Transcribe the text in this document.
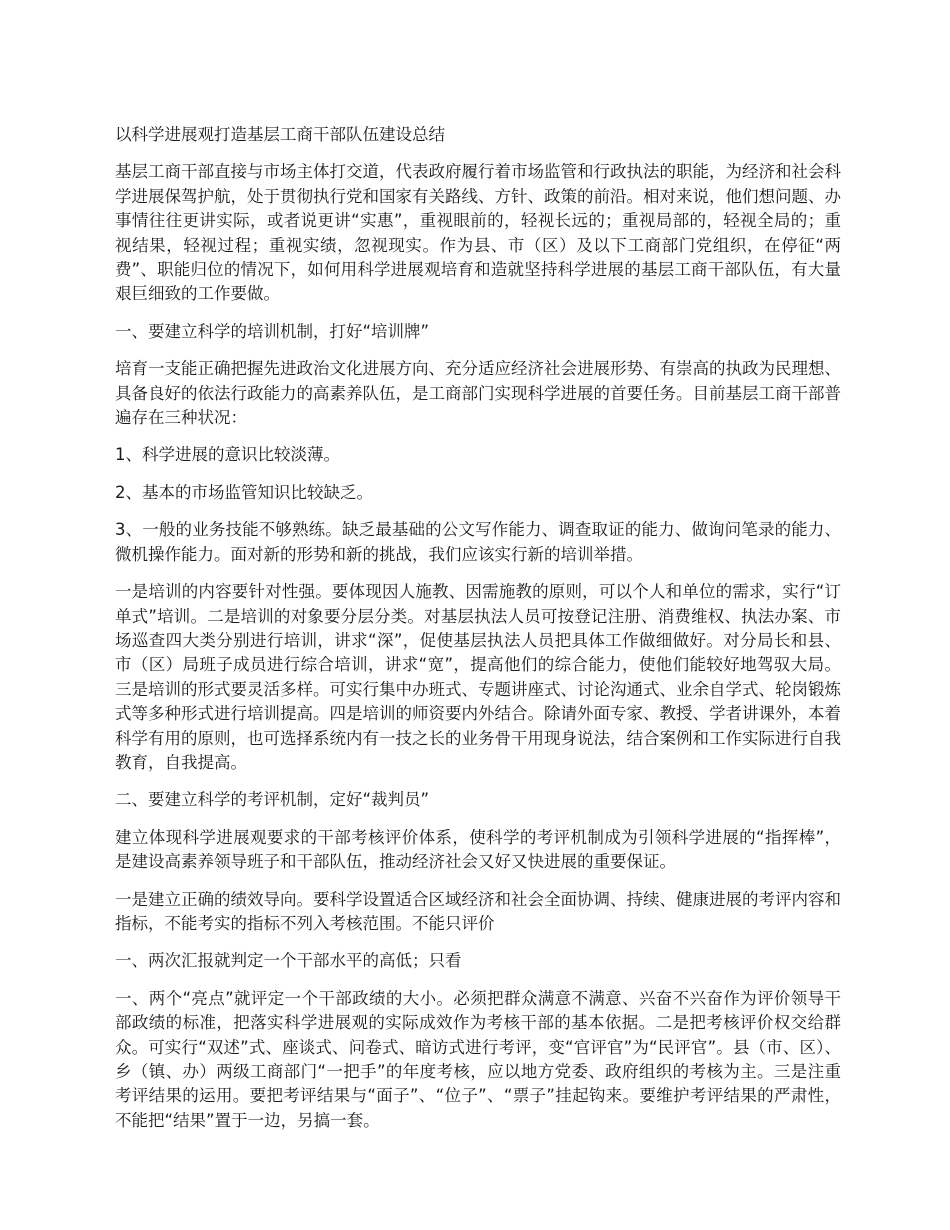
以科学进展观打造基层工商干部队伍建设总结

基层工商干部直接与市场主体打交道，代表政府履行着市场监管和行政执法的职能，为经济和社会科学进展保驾护航，处于贯彻执行党和国家有关路线、方针、政策的前沿。相对来说，他们想问题、办事情往往更讲实际，或者说更讲“实惠”，重视眼前的，轻视长远的；重视局部的，轻视全局的；重视结果，轻视过程；重视实绩，忽视现实。作为县、市（区）及以下工商部门党组织，在停征“两费”、职能归位的情况下，如何用科学进展观培育和造就坚持科学进展的基层工商干部队伍，有大量艰巨细致的工作要做。

一、要建立科学的培训机制，打好“培训牌”

培育一支能正确把握先进政治文化进展方向、充分适应经济社会进展形势、有崇高的执政为民理想、具备良好的依法行政能力的高素养队伍，是工商部门实现科学进展的首要任务。目前基层工商干部普遍存在三种状况：

1、科学进展的意识比较淡薄。

2、基本的市场监管知识比较缺乏。

3、一般的业务技能不够熟练。缺乏最基础的公文写作能力、调查取证的能力、做询问笔录的能力、微机操作能力。面对新的形势和新的挑战，我们应该实行新的培训举措。

一是培训的内容要针对性强。要体现因人施教、因需施教的原则，可以个人和单位的需求，实行“订单式”培训。二是培训的对象要分层分类。对基层执法人员可按登记注册、消费维权、执法办案、市场巡查四大类分别进行培训，讲求“深”，促使基层执法人员把具体工作做细做好。对分局长和县、市（区）局班子成员进行综合培训，讲求“宽”，提高他们的综合能力，使他们能较好地驾驭大局。三是培训的形式要灵活多样。可实行集中办班式、专题讲座式、讨论沟通式、业余自学式、轮岗锻炼式等多种形式进行培训提高。四是培训的师资要内外结合。除请外面专家、教授、学者讲课外，本着科学有用的原则，也可选择系统内有一技之长的业务骨干用现身说法，结合案例和工作实际进行自我教育，自我提高。

二、要建立科学的考评机制，定好“裁判员”

建立体现科学进展观要求的干部考核评价体系，使科学的考评机制成为引领科学进展的“指挥棒”，是建设高素养领导班子和干部队伍，推动经济社会又好又快进展的重要保证。

一是建立正确的绩效导向。要科学设置适合区域经济和社会全面协调、持续、健康进展的考评内容和指标，不能考实的指标不列入考核范围。不能只评价

一、两次汇报就判定一个干部水平的高低；只看

一、两个“亮点”就评定一个干部政绩的大小。必须把群众满意不满意、兴奋不兴奋作为评价领导干部政绩的标准，把落实科学进展观的实际成效作为考核干部的基本依据。二是把考核评价权交给群众。可实行“双述”式、座谈式、问卷式、暗访式进行考评，变“官评官”为“民评官”。县（市、区）、乡（镇、办）两级工商部门“一把手”的年度考核，应以地方党委、政府组织的考核为主。三是注重考评结果的运用。要把考评结果与“面子”、“位子”、“票子”挂起钩来。要维护考评结果的严肃性，不能把“结果”置于一边，另搞一套。
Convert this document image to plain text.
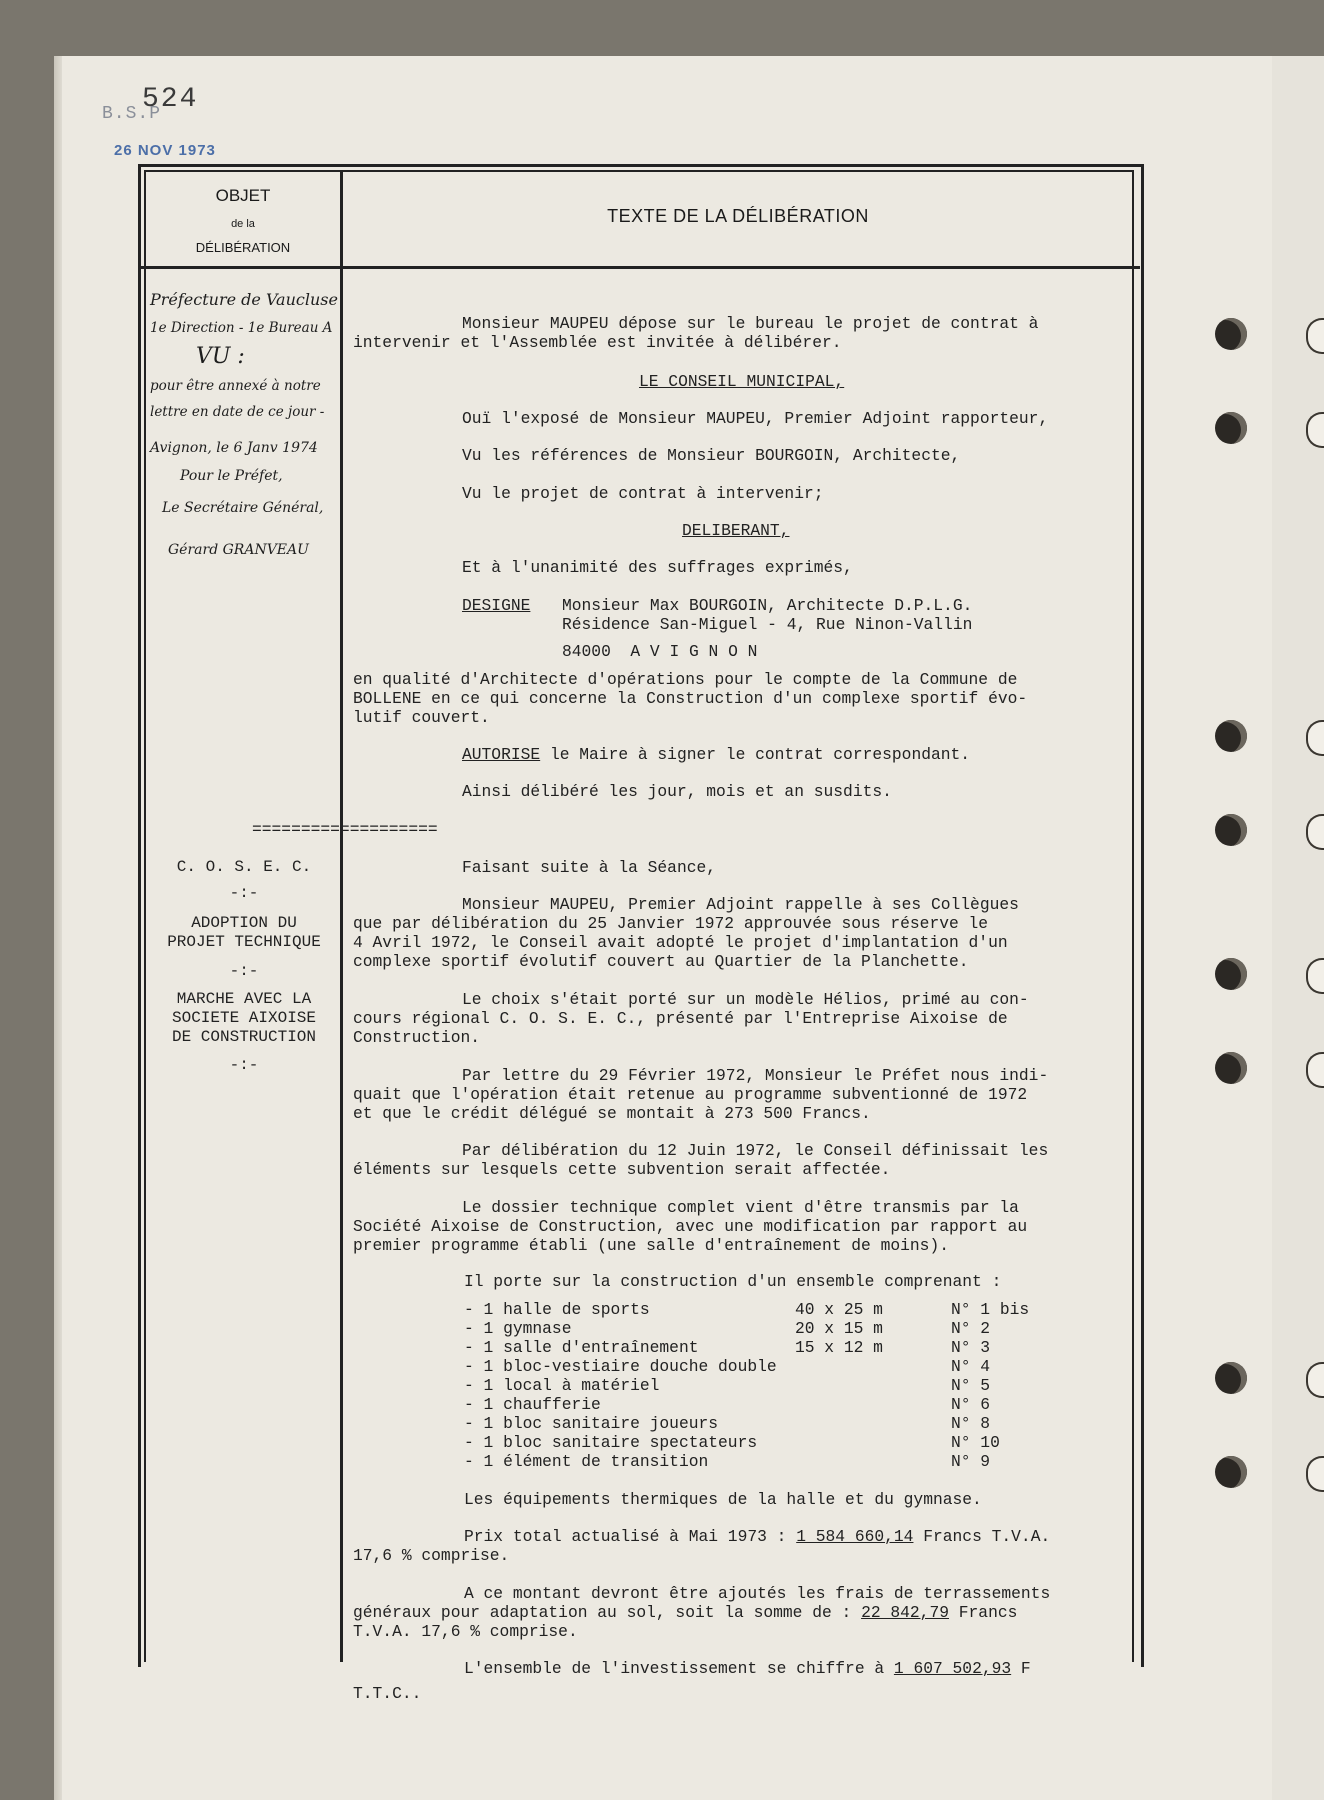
524
B.S.P
26 NOV 1973
OBJET
de la
DÉLIBÉRATION
TEXTE DE LA DÉLIBÉRATION
Préfecture de Vaucluse
1e Direction - 1e Bureau A
VU :
pour être annexé à notre
lettre en date de ce jour -
Avignon, le 6 Janv 1974
Pour le Préfet,
Le Secrétaire Général,
Gérard GRANVEAU
===================
C. O. S. E. C.
-:-
ADOPTION DU
PROJET TECHNIQUE
-:-
MARCHE AVEC LA
SOCIETE AIXOISE
DE CONSTRUCTION
-:-
Monsieur MAUPEU dépose sur le bureau le projet de contrat à
intervenir et l'Assemblée est invitée à délibérer.
LE CONSEIL MUNICIPAL,
Ouï l'exposé de Monsieur MAUPEU, Premier Adjoint rapporteur,
Vu les références de Monsieur BOURGOIN, Architecte,
Vu le projet de contrat à intervenir;
DELIBERANT,
Et à l'unanimité des suffrages exprimés,
DESIGNE Monsieur Max BOURGOIN, Architecte D.P.L.G.
Résidence San-Miguel - 4, Rue Ninon-Vallin
84000  A V I G N O N
en qualité d'Architecte d'opérations pour le compte de la Commune de
BOLLENE en ce qui concerne la Construction d'un complexe sportif évo-
lutif couvert.
AUTORISE le Maire à signer le contrat correspondant.
Ainsi délibéré les jour, mois et an susdits.
Faisant suite à la Séance,
Monsieur MAUPEU, Premier Adjoint rappelle à ses Collègues
que par délibération du 25 Janvier 1972 approuvée sous réserve le
4 Avril 1972, le Conseil avait adopté le projet d'implantation d'un
complexe sportif évolutif couvert au Quartier de la Planchette.
Le choix s'était porté sur un modèle Hélios, primé au con-
cours régional C. O. S. E. C., présenté par l'Entreprise Aixoise de
Construction.
Par lettre du 29 Février 1972, Monsieur le Préfet nous indi-
quait que l'opération était retenue au programme subventionné de 1972
et que le crédit délégué se montait à 273 500 Francs.
Par délibération du 12 Juin 1972, le Conseil définissait les
éléments sur lesquels cette subvention serait affectée.
Le dossier technique complet vient d'être transmis par la
Société Aixoise de Construction, avec une modification par rapport au
premier programme établi (une salle d'entraînement de moins).
Il porte sur la construction d'un ensemble comprenant :
- 1 halle de sports	40 x 25 m	N° 1 bis
- 1 gymnase	20 x 15 m	N° 2
- 1 salle d'entraînement	15 x 12 m	N° 3
- 1 bloc-vestiaire douche double	N° 4
- 1 local à matériel	N° 5
- 1 chaufferie	N° 6
- 1 bloc sanitaire joueurs	N° 8
- 1 bloc sanitaire spectateurs	N° 10
- 1 élément de transition	N° 9
Les équipements thermiques de la halle et du gymnase.
Prix total actualisé à Mai 1973 : 1 584 660,14 Francs T.V.A.
17,6 % comprise.
A ce montant devront être ajoutés les frais de terrassements
généraux pour adaptation au sol, soit la somme de : 22 842,79 Francs
T.V.A. 17,6 % comprise.
L'ensemble de l'investissement se chiffre à 1 607 502,93 F
T.T.C..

Exercise prompt
List every line from the entries above in which "jour" appears.

Result
lettre en date de ce jour -
Ainsi délibéré les jour, mois et an susdits.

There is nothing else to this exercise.